SET PROBLEM:
Locate the lines of the listing below that hold "guantes", then copy each of them.

▬▬▬▬▬▬▬▬▬▬

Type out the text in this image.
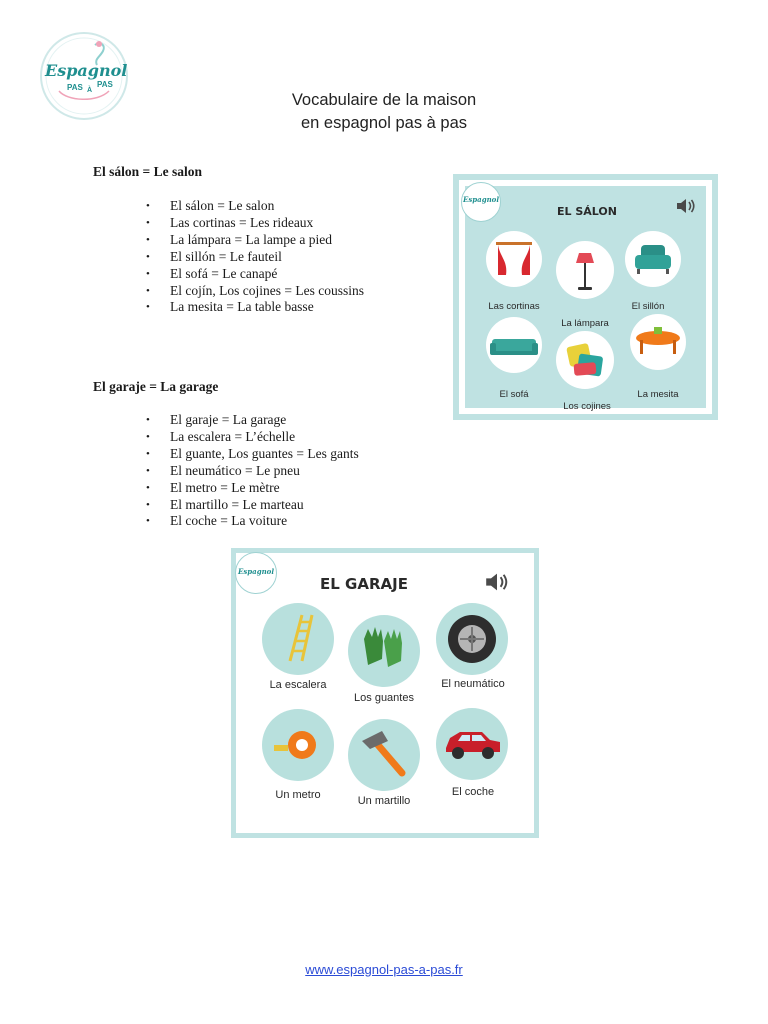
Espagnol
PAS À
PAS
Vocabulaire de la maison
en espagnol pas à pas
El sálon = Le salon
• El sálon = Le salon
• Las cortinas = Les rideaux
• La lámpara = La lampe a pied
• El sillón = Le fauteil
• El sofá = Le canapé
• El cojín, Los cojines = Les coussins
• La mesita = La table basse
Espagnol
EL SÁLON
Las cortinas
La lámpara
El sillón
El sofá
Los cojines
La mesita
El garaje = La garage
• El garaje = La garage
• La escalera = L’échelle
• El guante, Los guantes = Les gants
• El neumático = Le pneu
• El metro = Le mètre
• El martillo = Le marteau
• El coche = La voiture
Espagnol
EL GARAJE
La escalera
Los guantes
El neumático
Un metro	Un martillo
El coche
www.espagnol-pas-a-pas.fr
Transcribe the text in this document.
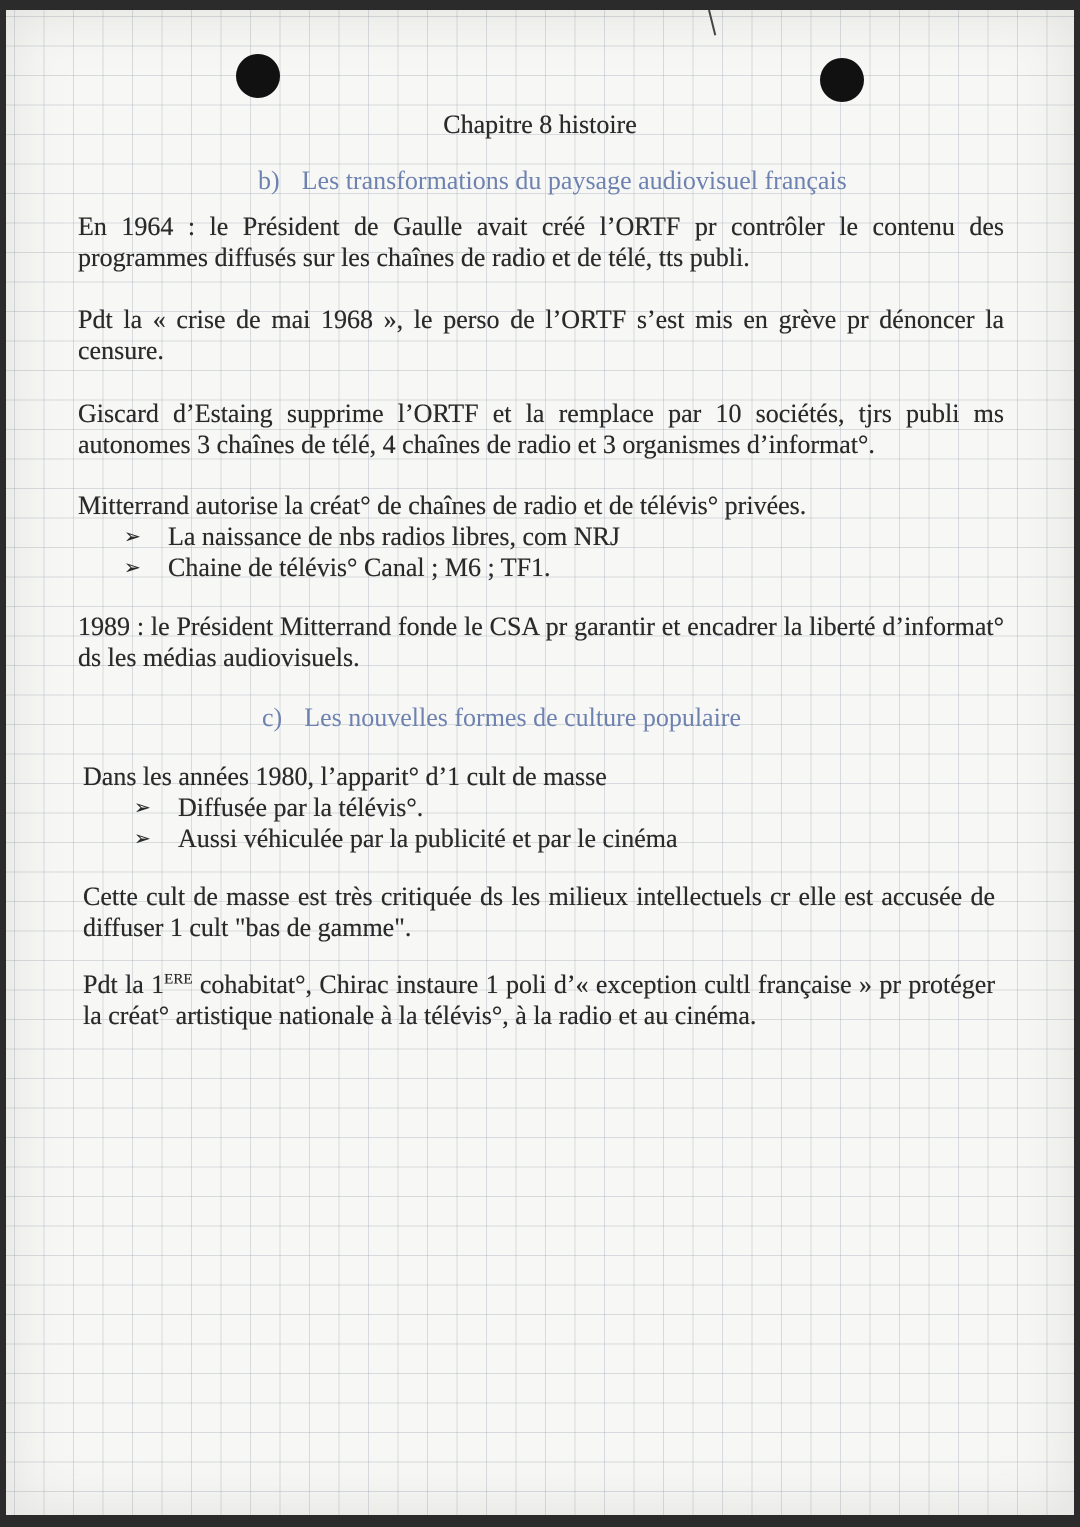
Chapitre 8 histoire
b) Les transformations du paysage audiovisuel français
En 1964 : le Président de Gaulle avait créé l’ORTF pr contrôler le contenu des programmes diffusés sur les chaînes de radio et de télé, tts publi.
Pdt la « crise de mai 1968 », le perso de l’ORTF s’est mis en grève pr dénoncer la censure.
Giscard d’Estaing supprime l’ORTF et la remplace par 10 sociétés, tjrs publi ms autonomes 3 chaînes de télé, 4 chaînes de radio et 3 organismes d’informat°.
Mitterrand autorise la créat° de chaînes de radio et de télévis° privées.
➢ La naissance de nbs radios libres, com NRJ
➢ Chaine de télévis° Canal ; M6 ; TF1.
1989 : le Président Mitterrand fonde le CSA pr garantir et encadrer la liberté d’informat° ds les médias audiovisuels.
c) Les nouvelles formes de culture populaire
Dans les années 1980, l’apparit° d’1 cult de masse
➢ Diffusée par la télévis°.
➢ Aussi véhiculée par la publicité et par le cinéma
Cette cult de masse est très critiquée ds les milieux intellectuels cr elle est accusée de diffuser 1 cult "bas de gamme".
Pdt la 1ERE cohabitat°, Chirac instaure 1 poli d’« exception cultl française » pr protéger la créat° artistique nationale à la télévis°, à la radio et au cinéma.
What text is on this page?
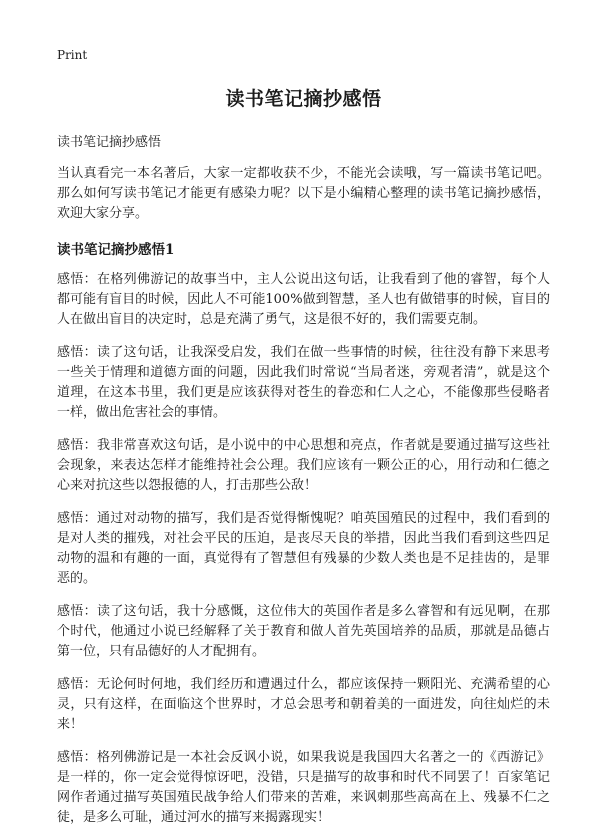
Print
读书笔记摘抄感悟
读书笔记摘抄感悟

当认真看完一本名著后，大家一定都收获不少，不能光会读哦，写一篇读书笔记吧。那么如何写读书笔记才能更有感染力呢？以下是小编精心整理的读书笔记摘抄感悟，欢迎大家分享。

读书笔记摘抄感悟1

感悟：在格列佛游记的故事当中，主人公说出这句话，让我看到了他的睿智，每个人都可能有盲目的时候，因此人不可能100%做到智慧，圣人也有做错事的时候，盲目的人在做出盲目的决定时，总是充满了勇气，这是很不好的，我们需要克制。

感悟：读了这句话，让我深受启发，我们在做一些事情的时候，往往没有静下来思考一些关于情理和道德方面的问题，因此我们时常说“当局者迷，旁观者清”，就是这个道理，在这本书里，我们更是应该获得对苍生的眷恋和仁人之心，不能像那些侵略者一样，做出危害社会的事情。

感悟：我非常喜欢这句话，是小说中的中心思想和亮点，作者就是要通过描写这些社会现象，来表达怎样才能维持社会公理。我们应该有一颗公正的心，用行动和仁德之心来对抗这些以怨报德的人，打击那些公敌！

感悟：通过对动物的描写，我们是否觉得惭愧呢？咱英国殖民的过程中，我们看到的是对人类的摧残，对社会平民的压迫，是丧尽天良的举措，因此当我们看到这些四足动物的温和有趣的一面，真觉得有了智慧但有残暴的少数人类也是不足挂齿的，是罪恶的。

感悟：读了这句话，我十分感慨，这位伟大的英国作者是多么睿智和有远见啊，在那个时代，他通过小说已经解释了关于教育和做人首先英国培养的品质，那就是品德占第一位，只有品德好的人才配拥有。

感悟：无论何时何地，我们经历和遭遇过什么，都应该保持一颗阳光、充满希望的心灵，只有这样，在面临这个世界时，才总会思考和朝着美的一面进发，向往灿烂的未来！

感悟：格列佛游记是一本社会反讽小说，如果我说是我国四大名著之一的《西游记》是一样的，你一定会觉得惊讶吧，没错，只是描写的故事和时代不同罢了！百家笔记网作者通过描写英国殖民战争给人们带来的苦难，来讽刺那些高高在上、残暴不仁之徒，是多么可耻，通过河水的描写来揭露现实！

▬▬▬▬▬▬▬▬▬▬

SOLUTION TO THE EXERCISE:
• El guante, Los guantes = Les gants
Los guantes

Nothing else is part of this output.